Dataset items:
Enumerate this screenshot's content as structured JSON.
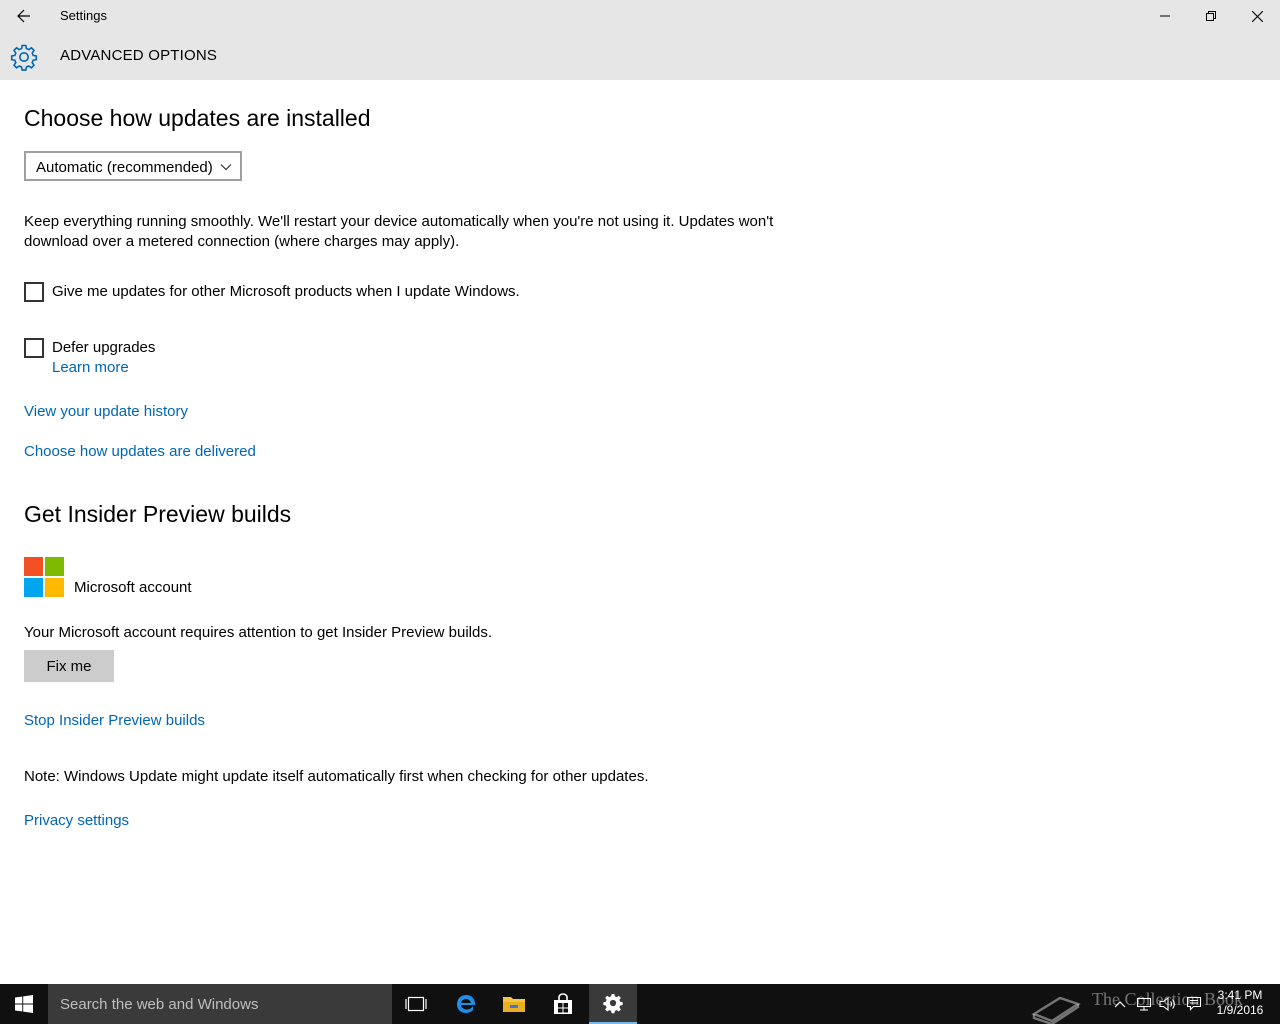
{
  "window": {
    "title": "Settings"
  },
  "header": {
    "title": "ADVANCED OPTIONS"
  },
  "install": {
    "heading": "Choose how updates are installed",
    "dropdown_value": "Automatic (recommended)",
    "description": "Keep everything running smoothly. We'll restart your device automatically when you're not using it. Updates won't download over a metered connection (where charges may apply)."
  },
  "options": {
    "other_products_label": "Give me updates for other Microsoft products when I update Windows.",
    "other_products_checked": false,
    "defer_label": "Defer upgrades",
    "defer_checked": false,
    "learn_more": "Learn more"
  },
  "links": {
    "update_history": "View your update history",
    "delivery": "Choose how updates are delivered",
    "stop_insider": "Stop Insider Preview builds",
    "privacy": "Privacy settings"
  },
  "insider": {
    "heading": "Get Insider Preview builds",
    "account_label": "Microsoft account",
    "attention_text": "Your Microsoft account requires attention to get Insider Preview builds.",
    "fix_button": "Fix me"
  },
  "note": "Note: Windows Update might update itself automatically first when checking for other updates.",
  "taskbar": {
    "search_placeholder": "Search the web and Windows",
    "time": "3:41 PM",
    "date": "1/9/2016",
    "watermark": "The Collection Book"
  },
  "colors": {
    "accent": "#0066b4",
    "chrome": "#e6e6e6",
    "taskbar": "#101010",
    "ms_red": "#f25022",
    "ms_green": "#7fba00",
    "ms_blue": "#00a4ef",
    "ms_yellow": "#ffb900"
  }
}
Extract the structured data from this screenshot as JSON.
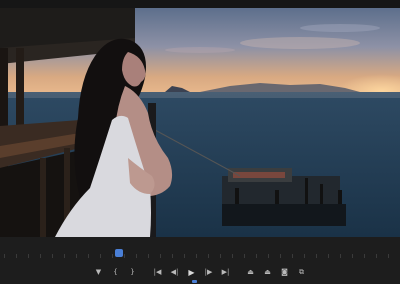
{
  "monitor": {
    "title": "",
    "accent_color": "#4a7fd6"
  },
  "transport": {
    "buttons": [
      {
        "name": "add-marker-icon",
        "glyph": "▼"
      },
      {
        "name": "mark-in-icon",
        "glyph": "{"
      },
      {
        "name": "mark-out-icon",
        "glyph": "}"
      },
      {
        "name": "go-to-in-icon",
        "glyph": "|◀"
      },
      {
        "name": "step-back-icon",
        "glyph": "◀|"
      },
      {
        "name": "play-icon",
        "glyph": "▶"
      },
      {
        "name": "step-forward-icon",
        "glyph": "|▶"
      },
      {
        "name": "go-to-out-icon",
        "glyph": "▶|"
      },
      {
        "name": "lift-icon",
        "glyph": "⏏"
      },
      {
        "name": "extract-icon",
        "glyph": "⏏"
      },
      {
        "name": "export-frame-icon",
        "glyph": "◙"
      },
      {
        "name": "compare-icon",
        "glyph": "⧉"
      }
    ]
  },
  "playback": {
    "playhead_fraction": 0.3
  }
}
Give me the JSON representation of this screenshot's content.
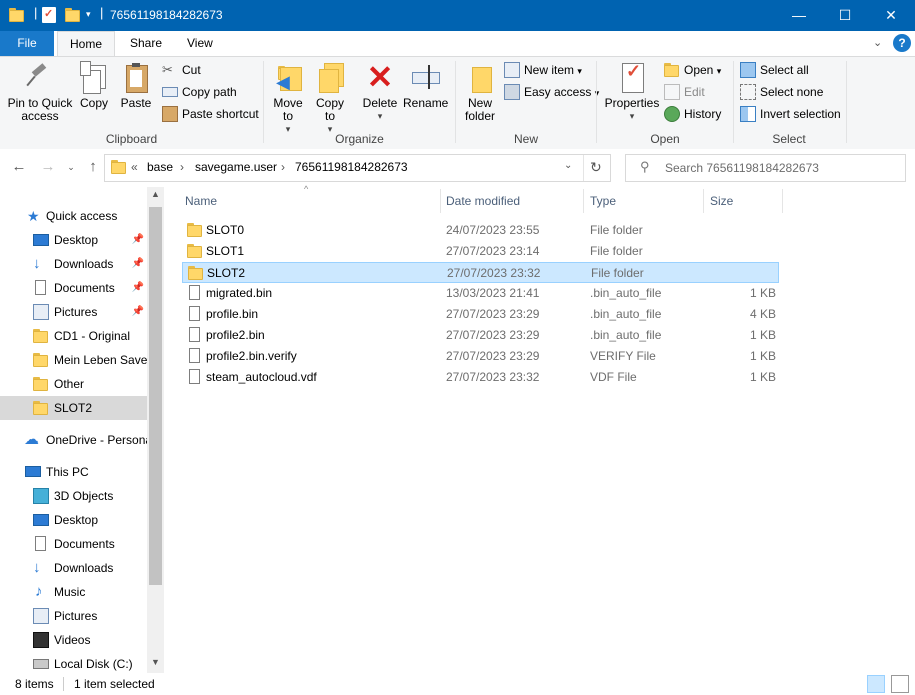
{
  "window": {
    "title": "76561198184282673",
    "minimize": "—",
    "maximize": "☐",
    "close": "✕"
  },
  "ribbon_tabs": [
    "File",
    "Home",
    "Share",
    "View"
  ],
  "ribbon": {
    "clipboard": {
      "label": "Clipboard",
      "pin": "Pin to Quick access",
      "copy": "Copy",
      "paste": "Paste",
      "cut": "Cut",
      "copy_path": "Copy path",
      "paste_shortcut": "Paste shortcut"
    },
    "organize": {
      "label": "Organize",
      "move_to": "Move to",
      "copy_to": "Copy to",
      "delete": "Delete",
      "rename": "Rename"
    },
    "new": {
      "label": "New",
      "new_folder": "New folder",
      "new_item": "New item",
      "easy_access": "Easy access"
    },
    "open": {
      "label": "Open",
      "properties": "Properties",
      "open": "Open",
      "edit": "Edit",
      "history": "History"
    },
    "select": {
      "label": "Select",
      "select_all": "Select all",
      "select_none": "Select none",
      "invert_selection": "Invert selection"
    }
  },
  "address": {
    "overflow": "«",
    "crumbs": [
      "base",
      "savegame.user",
      "76561198184282673"
    ],
    "separator": "›",
    "search_placeholder": "Search 76561198184282673"
  },
  "nav": {
    "quick_access": "Quick access",
    "quick_items": [
      "Desktop",
      "Downloads",
      "Documents",
      "Pictures",
      "CD1 - Original",
      "Mein Leben Save",
      "Other",
      "SLOT2"
    ],
    "onedrive": "OneDrive - Persona",
    "this_pc": "This PC",
    "pc_items": [
      "3D Objects",
      "Desktop",
      "Documents",
      "Downloads",
      "Music",
      "Pictures",
      "Videos",
      "Local Disk (C:)"
    ]
  },
  "columns": {
    "name": "Name",
    "date": "Date modified",
    "type": "Type",
    "size": "Size"
  },
  "files": [
    {
      "name": "SLOT0",
      "date": "24/07/2023 23:55",
      "type": "File folder",
      "size": "",
      "kind": "folder"
    },
    {
      "name": "SLOT1",
      "date": "27/07/2023 23:14",
      "type": "File folder",
      "size": "",
      "kind": "folder"
    },
    {
      "name": "SLOT2",
      "date": "27/07/2023 23:32",
      "type": "File folder",
      "size": "",
      "kind": "folder",
      "selected": true
    },
    {
      "name": "migrated.bin",
      "date": "13/03/2023 21:41",
      "type": ".bin_auto_file",
      "size": "1 KB",
      "kind": "file"
    },
    {
      "name": "profile.bin",
      "date": "27/07/2023 23:29",
      "type": ".bin_auto_file",
      "size": "4 KB",
      "kind": "file"
    },
    {
      "name": "profile2.bin",
      "date": "27/07/2023 23:29",
      "type": ".bin_auto_file",
      "size": "1 KB",
      "kind": "file"
    },
    {
      "name": "profile2.bin.verify",
      "date": "27/07/2023 23:29",
      "type": "VERIFY File",
      "size": "1 KB",
      "kind": "file"
    },
    {
      "name": "steam_autocloud.vdf",
      "date": "27/07/2023 23:32",
      "type": "VDF File",
      "size": "1 KB",
      "kind": "file"
    }
  ],
  "status": {
    "count": "8 items",
    "selection": "1 item selected"
  },
  "colors": {
    "titlebar": "#0063b1",
    "file_tab": "#1979ca",
    "selection": "#cce8ff"
  }
}
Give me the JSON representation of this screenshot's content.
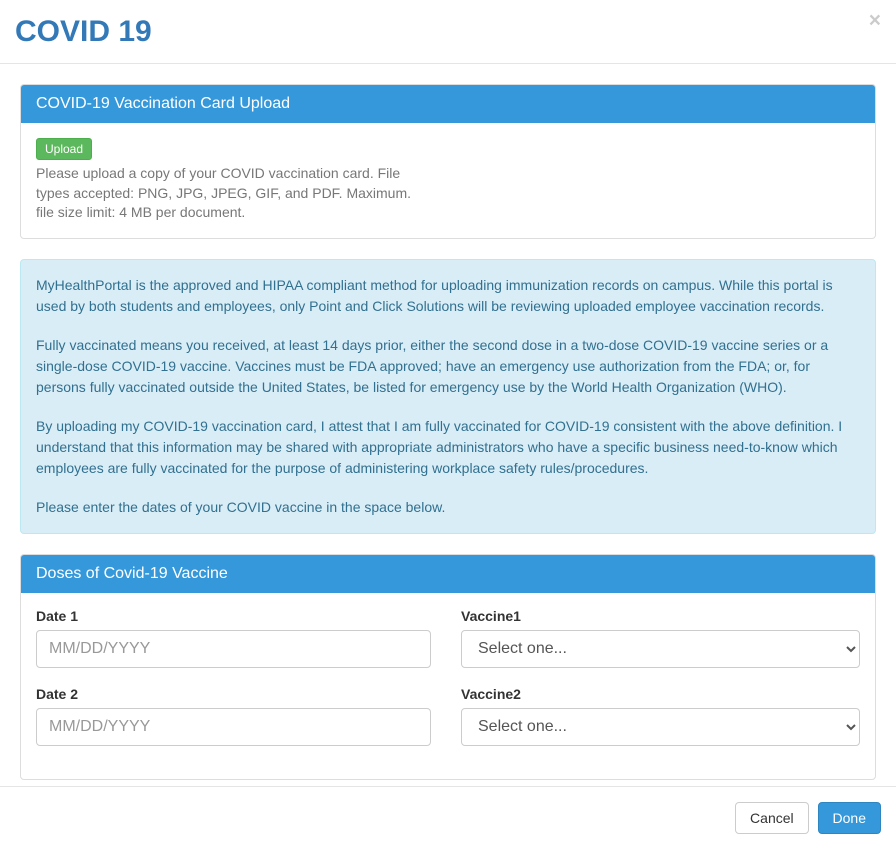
{
  "header": {
    "title": "COVID 19",
    "close_label": "×"
  },
  "upload_panel": {
    "heading": "COVID-19 Vaccination Card Upload",
    "upload_button": "Upload",
    "help_line1": "Please upload a copy of your COVID vaccination card. File",
    "help_line2": "types accepted: PNG, JPG, JPEG, GIF, and PDF. Maximum.",
    "help_line3": "file size limit: 4 MB per document."
  },
  "info": {
    "p1": "MyHealthPortal is the approved and HIPAA compliant method for uploading immunization records on campus. While this portal is used by both students and employees, only Point and Click Solutions will be reviewing uploaded employee vaccination records.",
    "p2": "Fully vaccinated means you received, at least 14 days prior, either the second dose in a two-dose COVID-19 vaccine series or a single-dose COVID-19 vaccine. Vaccines must be FDA approved; have an emergency use authorization from the FDA; or, for persons fully vaccinated outside the United States, be listed for emergency use by the World Health Organization (WHO).",
    "p3": "By uploading my COVID-19 vaccination card, I attest that I am fully vaccinated for COVID-19 consistent with the above definition. I understand that this information may be shared with appropriate administrators who have a specific business need-to-know which employees are fully vaccinated for the purpose of administering workplace safety rules/procedures.",
    "p4": "Please enter the dates of your COVID vaccine in the space below."
  },
  "doses_panel": {
    "heading": "Doses of Covid-19 Vaccine",
    "rows": [
      {
        "date_label": "Date 1",
        "date_placeholder": "MM/DD/YYYY",
        "vaccine_label": "Vaccine1",
        "vaccine_placeholder": "Select one..."
      },
      {
        "date_label": "Date 2",
        "date_placeholder": "MM/DD/YYYY",
        "vaccine_label": "Vaccine2",
        "vaccine_placeholder": "Select one..."
      }
    ]
  },
  "footer": {
    "cancel": "Cancel",
    "done": "Done"
  }
}
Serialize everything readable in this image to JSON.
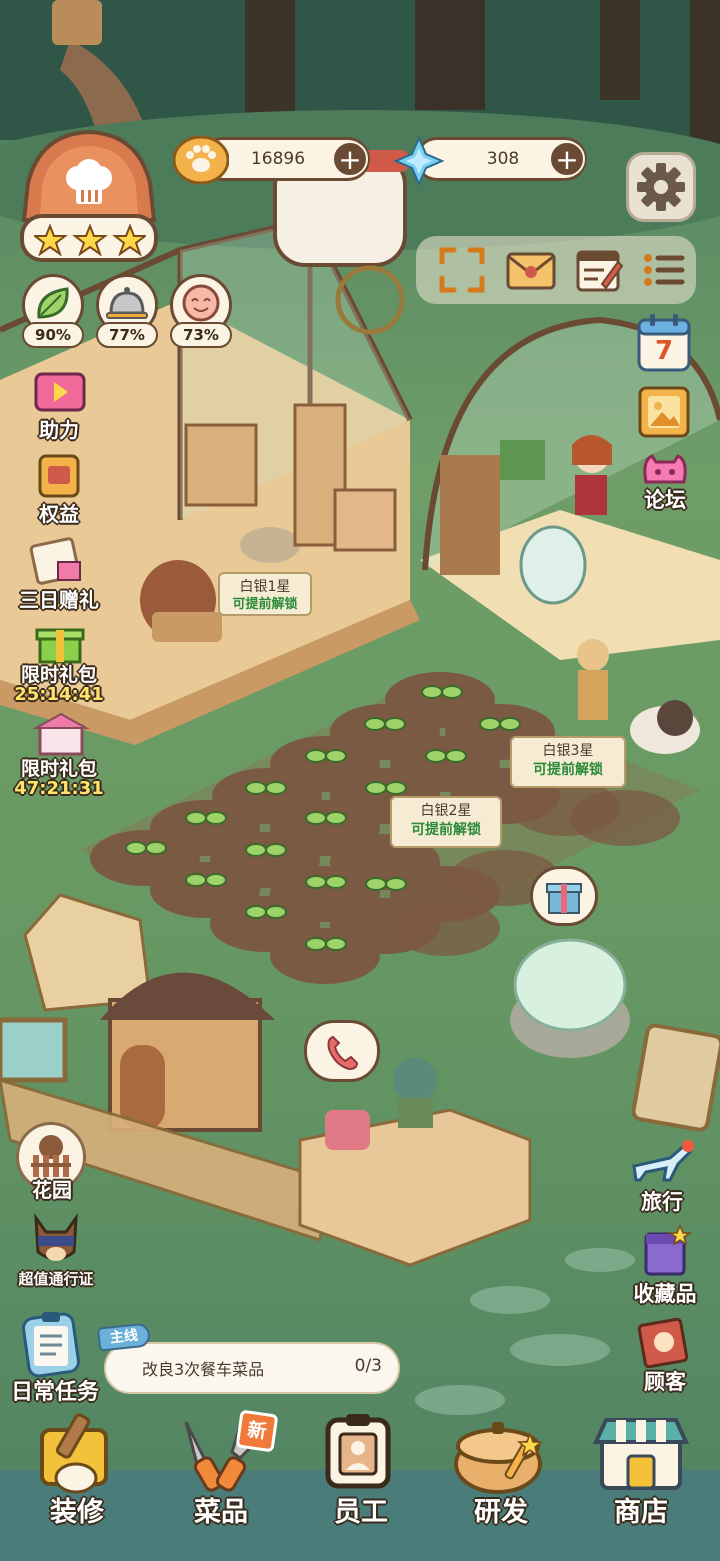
{
  "currency": {
    "coins": "16896",
    "gems": "308"
  },
  "stats": [
    {
      "icon": "leaf-icon",
      "value": "90%"
    },
    {
      "icon": "cloche-icon",
      "value": "77%"
    },
    {
      "icon": "smile-icon",
      "value": "73%"
    }
  ],
  "chef_badge": {
    "stars": 3,
    "icon": "chef-hat-icon"
  },
  "left_menu": {
    "assist": "助力",
    "benefits": "权益",
    "three_day_gift": "三日赠礼",
    "limited_pack_1": "限时礼包",
    "limited_pack_1_timer": "25:14:41",
    "limited_pack_2": "限时礼包",
    "limited_pack_2_timer": "47:21:31",
    "garden": "花园",
    "pass": "超值通行证",
    "daily_tasks": "日常任务"
  },
  "right_menu": {
    "calendar_day": "7",
    "forum": "论坛",
    "travel": "旅行",
    "collection": "收藏品",
    "customers": "顾客"
  },
  "unlock_signs": [
    {
      "line1": "白银1星",
      "line2": "可提前解锁"
    },
    {
      "line1": "白银2星",
      "line2": "可提前解锁"
    },
    {
      "line1": "白银3星",
      "line2": "可提前解锁"
    }
  ],
  "quest": {
    "tag": "主线",
    "text": "改良3次餐车菜品",
    "progress": "0/3"
  },
  "bottom_nav": [
    {
      "label": "装修",
      "icon": "paint-roller-icon"
    },
    {
      "label": "菜品",
      "icon": "utensils-icon",
      "badge": "新"
    },
    {
      "label": "员工",
      "icon": "staff-badge-icon"
    },
    {
      "label": "研发",
      "icon": "cooking-pot-icon"
    },
    {
      "label": "商店",
      "icon": "shop-icon"
    }
  ],
  "colors": {
    "grass": "#6a9a63",
    "wood_brown": "#6b4a33",
    "cream": "#fbf3e4",
    "timer_yellow": "#ffe46b",
    "unlock_green": "#2c8a3a"
  }
}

Exercise instructions: State how many lines hold the word "employees". The number is the whole answer.

Correct result: 2